What is expected - Find and copy each line of the records where the string "вопросы" shows up.

Data section -
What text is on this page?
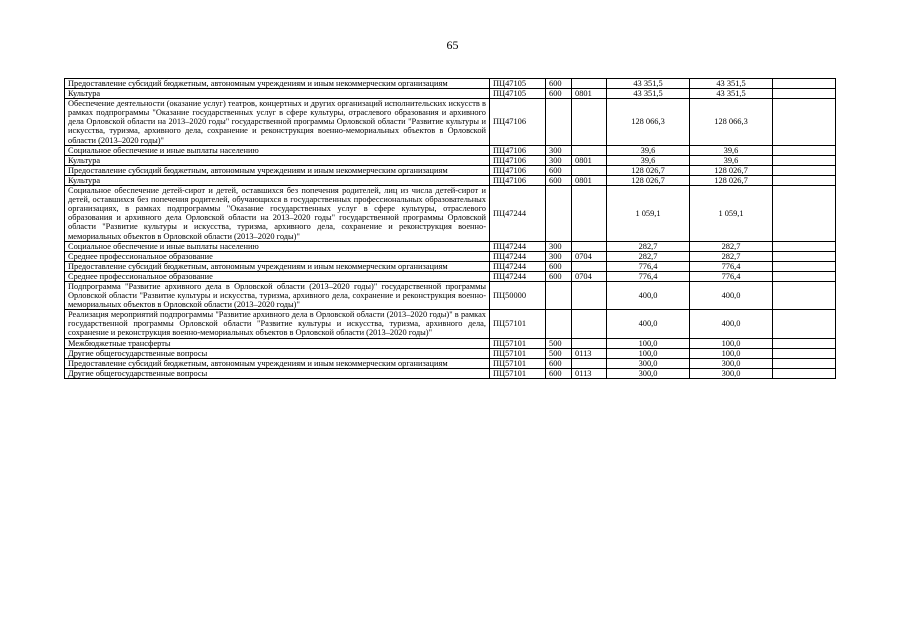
65
Предоставление субсидий бюджетным, автономным учреждениям и иным некоммерческим организациям	ПЦ47105	600		43 351,5	43 351,5	
Культура	ПЦ47105	600	0801	43 351,5	43 351,5	
Обеспечение деятельности (оказание услуг) театров, концертных и других организаций исполнительских искусств в рамках подпрограммы "Оказание государственных услуг в сфере культуры, отраслевого образования и архивного дела Орловской области на 2013–2020 годы" государственной программы Орловской области "Развитие культуры и искусства, туризма, архивного дела, сохранение и реконструкция военно-мемориальных объектов в Орловской области (2013–2020 годы)"	ПЦ47106			128 066,3	128 066,3	
Социальное обеспечение и иные выплаты населению	ПЦ47106	300		39,6	39,6	
Культура	ПЦ47106	300	0801	39,6	39,6	
Предоставление субсидий бюджетным, автономным учреждениям и иным некоммерческим организациям	ПЦ47106	600		128 026,7	128 026,7	
Культура	ПЦ47106	600	0801	128 026,7	128 026,7	
Социальное обеспечение детей-сирот и детей, оставшихся без попечения родителей, лиц из числа детей-сирот и детей, оставшихся без попечения родителей, обучающихся в государственных профессиональных образовательных организациях, в рамках подпрограммы "Оказание государственных услуг в сфере культуры, отраслевого образования и архивного дела Орловской области на 2013–2020 годы" государственной программы Орловской области "Развитие культуры и искусства, туризма, архивного дела, сохранение и реконструкция военно-мемориальных объектов в Орловской области (2013–2020 годы)"	ПЦ47244			1 059,1	1 059,1	
Социальное обеспечение и иные выплаты населению	ПЦ47244	300		282,7	282,7	
Среднее профессиональное образование	ПЦ47244	300	0704	282,7	282,7	
Предоставление субсидий бюджетным, автономным учреждениям и иным некоммерческим организациям	ПЦ47244	600		776,4	776,4	
Среднее профессиональное образование	ПЦ47244	600	0704	776,4	776,4	
Подпрограмма "Развитие архивного дела в Орловской области (2013–2020 годы)" государственной программы Орловской области "Развитие культуры и искусства, туризма, архивного дела, сохранение и реконструкция военно-мемориальных объектов в Орловской области (2013–2020 годы)"	ПЦ50000			400,0	400,0	
Реализация мероприятий подпрограммы "Развитие архивного дела в Орловской области (2013–2020 годы)" в рамках государственной программы Орловской области "Развитие культуры и искусства, туризма, архивного дела, сохранение и реконструкция военно-мемориальных объектов в Орловской области (2013–2020 годы)"	ПЦ57101			400,0	400,0	
Межбюджетные трансферты	ПЦ57101	500		100,0	100,0	
Другие общегосударственные вопросы	ПЦ57101	500	0113	100,0	100,0	
Предоставление субсидий бюджетным, автономным учреждениям и иным некоммерческим организациям	ПЦ57101	600		300,0	300,0	
Другие общегосударственные вопросы	ПЦ57101	600	0113	300,0	300,0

Exercise solution -
Другие общегосударственные вопросы	ПЦ57101	500	0113	100,0	100,0	
Другие общегосударственные вопросы	ПЦ57101	600	0113	300,0	300,0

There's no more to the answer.